• **Stored records**:
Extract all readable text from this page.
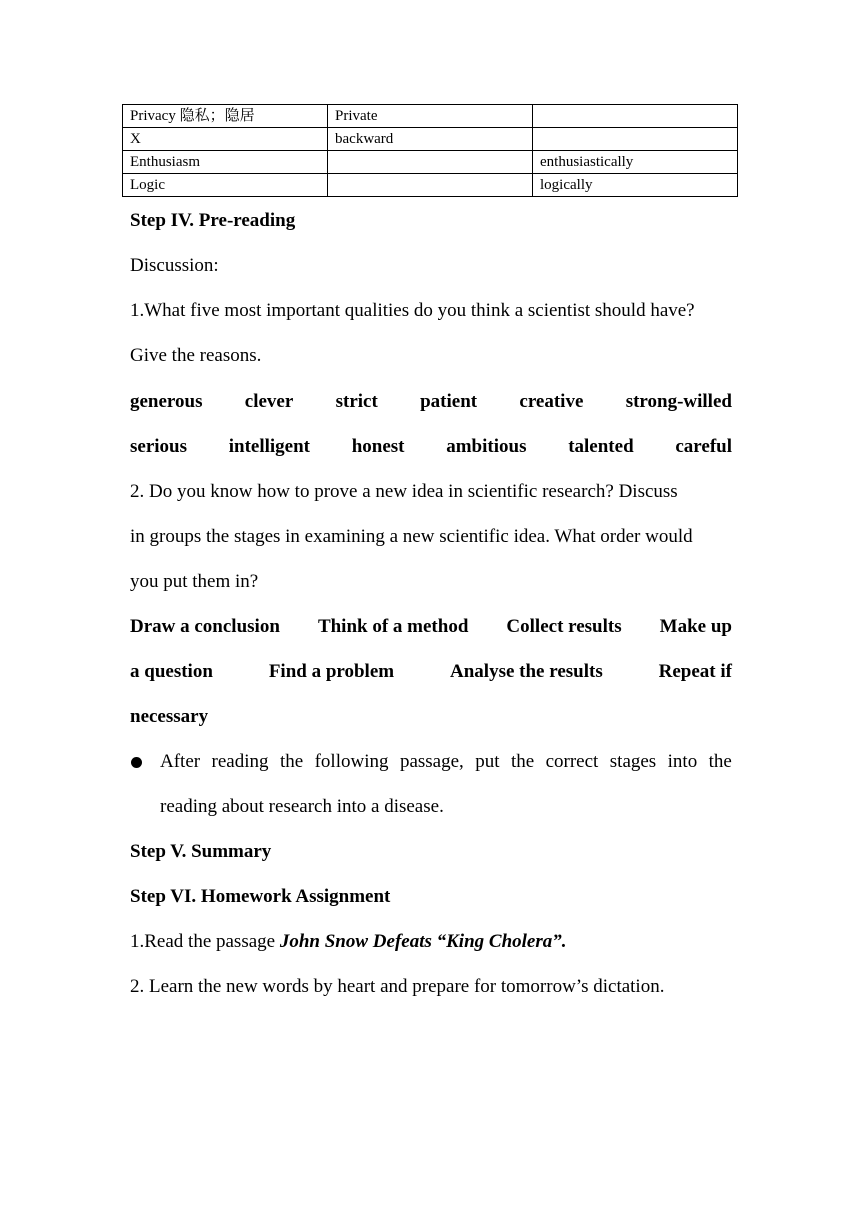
Privacy 隐私；隐居	Private	
X	backward	
Enthusiasm		enthusiastically
Logic		logically
Step IV. Pre-reading
Discussion:
1.What five most important qualities do you think a scientist should have?
Give the reasons.
generous clever strict patient creative strong-willed
serious intelligent honest ambitious talented careful
2. Do you know how to prove a new idea in scientific research? Discuss
in groups the stages in examining a new scientific idea. What order would
you put them in?
Draw a conclusion Think of a method Collect results Make up
a question	Find a problem	Analyse the results	Repeat if
necessary
After reading the following passage, put the correct stages into the
reading about research into a disease.
Step V. Summary
Step VI. Homework Assignment
1.Read the passage John Snow Defeats “King Cholera”.
2. Learn the new words by heart and prepare for tomorrow’s dictation.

• **Work required**: Output every entry verbatim. Pictures do not belong in the copy.

• **Answer to the problem**:
Extract all readable text from this page.
Privacy 隐私；隐居	Private	
X	backward	
Enthusiasm		enthusiastically
Logic		logically
Step IV. Pre-reading
Discussion:
1.What five most important qualities do you think a scientist should have?
Give the reasons.
generous clever strict patient creative strong-willed
serious intelligent honest ambitious talented careful
2. Do you know how to prove a new idea in scientific research? Discuss
in groups the stages in examining a new scientific idea. What order would
you put them in?
Draw a conclusion Think of a method Collect results Make up
a question	Find a problem	Analyse the results	Repeat if
necessary
After reading the following passage, put the correct stages into the
reading about research into a disease.
Step V. Summary
Step VI. Homework Assignment
1.Read the passage John Snow Defeats “King Cholera”.
2. Learn the new words by heart and prepare for tomorrow’s dictation.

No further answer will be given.